___ DATA

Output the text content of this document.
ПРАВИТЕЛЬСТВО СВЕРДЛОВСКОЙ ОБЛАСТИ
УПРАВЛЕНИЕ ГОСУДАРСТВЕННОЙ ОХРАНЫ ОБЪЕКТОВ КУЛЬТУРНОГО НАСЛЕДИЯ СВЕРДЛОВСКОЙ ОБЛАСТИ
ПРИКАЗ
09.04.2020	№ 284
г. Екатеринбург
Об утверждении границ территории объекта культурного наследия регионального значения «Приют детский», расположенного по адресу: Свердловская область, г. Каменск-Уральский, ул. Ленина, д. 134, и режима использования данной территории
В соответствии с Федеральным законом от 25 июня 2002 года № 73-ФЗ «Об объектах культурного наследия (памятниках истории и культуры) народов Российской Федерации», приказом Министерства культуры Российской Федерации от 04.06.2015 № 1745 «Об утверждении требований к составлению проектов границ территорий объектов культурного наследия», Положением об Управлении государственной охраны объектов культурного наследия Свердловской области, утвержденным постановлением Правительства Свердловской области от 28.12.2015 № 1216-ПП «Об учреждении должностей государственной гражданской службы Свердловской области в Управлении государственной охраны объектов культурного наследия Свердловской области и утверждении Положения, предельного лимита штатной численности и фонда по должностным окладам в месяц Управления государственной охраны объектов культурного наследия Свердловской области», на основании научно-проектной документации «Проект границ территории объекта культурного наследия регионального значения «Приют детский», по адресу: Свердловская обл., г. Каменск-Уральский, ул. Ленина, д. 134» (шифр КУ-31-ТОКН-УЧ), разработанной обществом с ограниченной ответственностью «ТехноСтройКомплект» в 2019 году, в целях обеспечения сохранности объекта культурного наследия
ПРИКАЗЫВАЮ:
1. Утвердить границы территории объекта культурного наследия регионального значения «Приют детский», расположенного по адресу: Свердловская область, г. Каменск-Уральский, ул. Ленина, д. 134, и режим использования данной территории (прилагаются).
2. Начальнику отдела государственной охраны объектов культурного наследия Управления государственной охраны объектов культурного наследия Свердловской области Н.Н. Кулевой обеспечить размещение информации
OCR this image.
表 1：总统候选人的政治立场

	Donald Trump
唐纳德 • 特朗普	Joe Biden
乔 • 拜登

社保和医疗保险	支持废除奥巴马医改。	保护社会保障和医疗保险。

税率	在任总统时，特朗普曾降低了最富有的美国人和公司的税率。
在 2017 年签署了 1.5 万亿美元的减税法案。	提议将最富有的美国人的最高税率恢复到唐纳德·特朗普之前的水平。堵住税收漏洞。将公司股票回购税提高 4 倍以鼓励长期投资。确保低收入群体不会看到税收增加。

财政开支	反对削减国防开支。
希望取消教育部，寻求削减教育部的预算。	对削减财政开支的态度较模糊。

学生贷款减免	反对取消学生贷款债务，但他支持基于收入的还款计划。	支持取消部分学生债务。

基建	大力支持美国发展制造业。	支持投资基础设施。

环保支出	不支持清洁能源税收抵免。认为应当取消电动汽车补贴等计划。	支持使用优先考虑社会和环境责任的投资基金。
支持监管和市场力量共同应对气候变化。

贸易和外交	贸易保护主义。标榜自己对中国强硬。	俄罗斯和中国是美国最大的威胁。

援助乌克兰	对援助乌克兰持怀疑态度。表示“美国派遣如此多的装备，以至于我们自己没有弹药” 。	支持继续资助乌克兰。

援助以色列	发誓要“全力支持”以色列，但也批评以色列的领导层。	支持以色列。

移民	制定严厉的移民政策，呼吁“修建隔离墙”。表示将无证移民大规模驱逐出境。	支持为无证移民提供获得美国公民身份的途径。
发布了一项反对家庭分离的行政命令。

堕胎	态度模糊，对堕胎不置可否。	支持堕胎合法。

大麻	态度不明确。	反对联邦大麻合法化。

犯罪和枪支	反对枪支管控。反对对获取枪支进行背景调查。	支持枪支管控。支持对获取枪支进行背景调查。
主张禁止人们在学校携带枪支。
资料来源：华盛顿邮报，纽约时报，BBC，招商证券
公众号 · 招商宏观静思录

______

REQUIREMENT:
Starting at the line that contains "OCR this image.", repeat each line exactly through the last one in the listing. Include both of those lines and nothing more.

THE COMPLETED TASK:
OCR this image.
表 1：总统候选人的政治立场

	Donald Trump
唐纳德 • 特朗普	Joe Biden
乔 • 拜登

社保和医疗保险	支持废除奥巴马医改。	保护社会保障和医疗保险。

税率	在任总统时，特朗普曾降低了最富有的美国人和公司的税率。
在 2017 年签署了 1.5 万亿美元的减税法案。	提议将最富有的美国人的最高税率恢复到唐纳德·特朗普之前的水平。堵住税收漏洞。将公司股票回购税提高 4 倍以鼓励长期投资。确保低收入群体不会看到税收增加。

财政开支	反对削减国防开支。
希望取消教育部，寻求削减教育部的预算。	对削减财政开支的态度较模糊。

学生贷款减免	反对取消学生贷款债务，但他支持基于收入的还款计划。	支持取消部分学生债务。

基建	大力支持美国发展制造业。	支持投资基础设施。

环保支出	不支持清洁能源税收抵免。认为应当取消电动汽车补贴等计划。	支持使用优先考虑社会和环境责任的投资基金。
支持监管和市场力量共同应对气候变化。

贸易和外交	贸易保护主义。标榜自己对中国强硬。	俄罗斯和中国是美国最大的威胁。

援助乌克兰	对援助乌克兰持怀疑态度。表示“美国派遣如此多的装备，以至于我们自己没有弹药” 。	支持继续资助乌克兰。

援助以色列	发誓要“全力支持”以色列，但也批评以色列的领导层。	支持以色列。

移民	制定严厉的移民政策，呼吁“修建隔离墙”。表示将无证移民大规模驱逐出境。	支持为无证移民提供获得美国公民身份的途径。
发布了一项反对家庭分离的行政命令。

堕胎	态度模糊，对堕胎不置可否。	支持堕胎合法。

大麻	态度不明确。	反对联邦大麻合法化。

犯罪和枪支	反对枪支管控。反对对获取枪支进行背景调查。	支持枪支管控。支持对获取枪支进行背景调查。
主张禁止人们在学校携带枪支。
资料来源：华盛顿邮报，纽约时报，BBC，招商证券
公众号 · 招商宏观静思录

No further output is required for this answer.